__Task objective__
Copy every line of the entries that includes the word "title".

━━ Material to process ━━

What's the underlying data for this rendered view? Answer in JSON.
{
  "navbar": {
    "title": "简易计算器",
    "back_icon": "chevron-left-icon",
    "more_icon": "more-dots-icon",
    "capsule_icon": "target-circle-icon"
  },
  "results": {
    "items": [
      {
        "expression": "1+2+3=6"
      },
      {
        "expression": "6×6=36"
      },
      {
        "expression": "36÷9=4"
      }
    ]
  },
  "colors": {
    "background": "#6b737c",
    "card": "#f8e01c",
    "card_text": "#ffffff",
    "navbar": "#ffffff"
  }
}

━━━
━━ Material to process ━━

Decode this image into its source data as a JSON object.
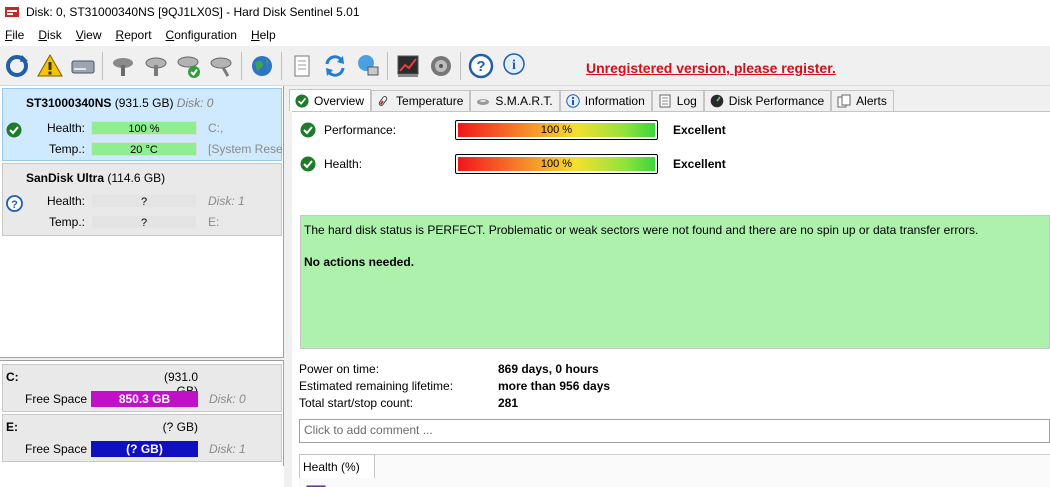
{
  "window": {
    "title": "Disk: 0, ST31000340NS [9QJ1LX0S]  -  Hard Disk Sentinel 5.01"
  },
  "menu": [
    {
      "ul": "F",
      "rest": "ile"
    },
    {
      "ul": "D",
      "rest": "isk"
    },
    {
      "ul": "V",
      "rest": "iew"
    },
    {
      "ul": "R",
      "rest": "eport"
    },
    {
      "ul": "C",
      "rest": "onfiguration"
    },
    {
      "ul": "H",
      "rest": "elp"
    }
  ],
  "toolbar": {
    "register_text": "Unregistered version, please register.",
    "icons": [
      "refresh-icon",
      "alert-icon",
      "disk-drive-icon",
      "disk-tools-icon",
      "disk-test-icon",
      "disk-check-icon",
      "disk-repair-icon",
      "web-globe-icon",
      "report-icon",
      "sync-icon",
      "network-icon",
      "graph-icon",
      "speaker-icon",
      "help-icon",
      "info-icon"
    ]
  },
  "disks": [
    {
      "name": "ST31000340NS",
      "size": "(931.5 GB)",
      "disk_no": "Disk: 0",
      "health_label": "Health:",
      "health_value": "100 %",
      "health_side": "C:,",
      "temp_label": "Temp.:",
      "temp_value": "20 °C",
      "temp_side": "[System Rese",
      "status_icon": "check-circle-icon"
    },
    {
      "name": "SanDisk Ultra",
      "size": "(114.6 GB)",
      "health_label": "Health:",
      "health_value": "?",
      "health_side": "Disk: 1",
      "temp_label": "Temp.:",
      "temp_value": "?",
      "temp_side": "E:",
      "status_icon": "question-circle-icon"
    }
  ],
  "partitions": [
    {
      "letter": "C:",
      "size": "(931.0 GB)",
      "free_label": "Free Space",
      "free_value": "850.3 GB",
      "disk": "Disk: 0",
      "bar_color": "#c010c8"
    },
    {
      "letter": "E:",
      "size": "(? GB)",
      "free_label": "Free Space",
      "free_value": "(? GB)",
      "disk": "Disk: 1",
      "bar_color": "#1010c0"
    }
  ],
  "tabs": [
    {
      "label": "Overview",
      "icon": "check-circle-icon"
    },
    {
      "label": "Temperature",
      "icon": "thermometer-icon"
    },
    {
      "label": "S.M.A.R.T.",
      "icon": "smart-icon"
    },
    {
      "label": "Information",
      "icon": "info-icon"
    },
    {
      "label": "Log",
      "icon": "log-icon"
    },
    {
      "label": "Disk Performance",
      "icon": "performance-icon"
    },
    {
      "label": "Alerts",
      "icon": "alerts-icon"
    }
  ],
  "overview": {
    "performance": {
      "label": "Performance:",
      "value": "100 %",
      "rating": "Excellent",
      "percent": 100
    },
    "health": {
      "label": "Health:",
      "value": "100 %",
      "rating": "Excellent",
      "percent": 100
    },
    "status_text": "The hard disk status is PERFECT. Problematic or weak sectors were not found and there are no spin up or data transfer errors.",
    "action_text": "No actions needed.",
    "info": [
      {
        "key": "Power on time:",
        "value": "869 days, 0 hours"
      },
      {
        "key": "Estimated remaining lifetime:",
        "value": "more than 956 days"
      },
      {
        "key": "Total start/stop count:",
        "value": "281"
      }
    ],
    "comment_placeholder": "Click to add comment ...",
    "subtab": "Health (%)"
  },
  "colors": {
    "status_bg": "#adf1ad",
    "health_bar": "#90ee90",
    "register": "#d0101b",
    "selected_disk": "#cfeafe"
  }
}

━━━
━━ Material to process ━━

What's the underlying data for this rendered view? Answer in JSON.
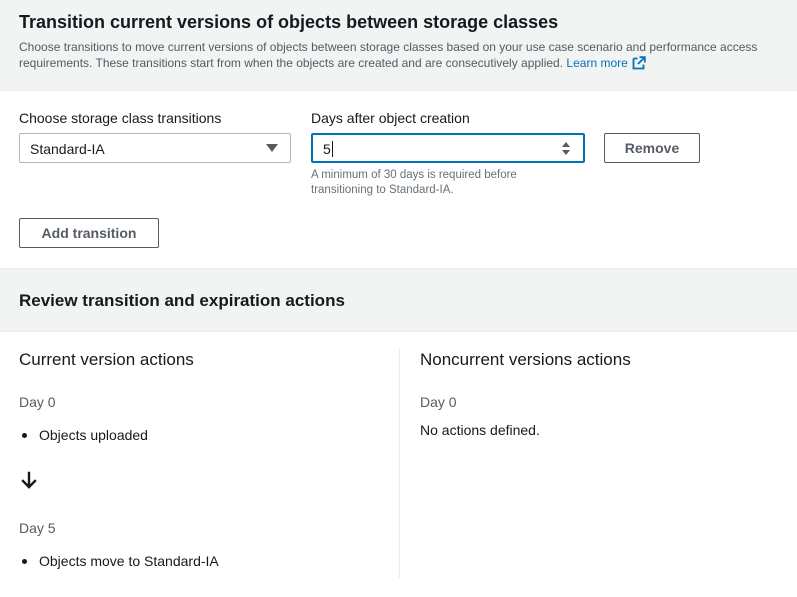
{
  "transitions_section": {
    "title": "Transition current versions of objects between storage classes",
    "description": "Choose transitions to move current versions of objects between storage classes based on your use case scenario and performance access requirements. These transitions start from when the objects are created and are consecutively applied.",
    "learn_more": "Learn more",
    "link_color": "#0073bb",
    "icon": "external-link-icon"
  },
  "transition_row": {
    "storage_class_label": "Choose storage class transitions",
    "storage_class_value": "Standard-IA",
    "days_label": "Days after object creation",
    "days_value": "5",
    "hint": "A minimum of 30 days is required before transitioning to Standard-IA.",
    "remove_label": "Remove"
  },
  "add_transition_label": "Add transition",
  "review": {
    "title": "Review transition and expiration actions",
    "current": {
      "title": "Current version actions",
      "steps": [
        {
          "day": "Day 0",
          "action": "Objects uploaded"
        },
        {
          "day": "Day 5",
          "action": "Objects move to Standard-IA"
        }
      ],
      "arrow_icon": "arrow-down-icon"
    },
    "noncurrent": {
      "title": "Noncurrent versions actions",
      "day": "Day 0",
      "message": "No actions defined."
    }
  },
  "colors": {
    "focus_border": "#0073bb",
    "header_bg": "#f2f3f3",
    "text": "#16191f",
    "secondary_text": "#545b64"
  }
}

━━━

__Correct response__
    "title": "简易计算器",
    "title": "Disk: 0, ST31000340NS [9QJ1LX0S]  -  Hard Disk Sentinel 5.01"
    "title": "Transition current versions of objects between storage classes",
    "title": "Review transition and expiration actions",
      "title": "Current version actions",
      "title": "Noncurrent versions actions",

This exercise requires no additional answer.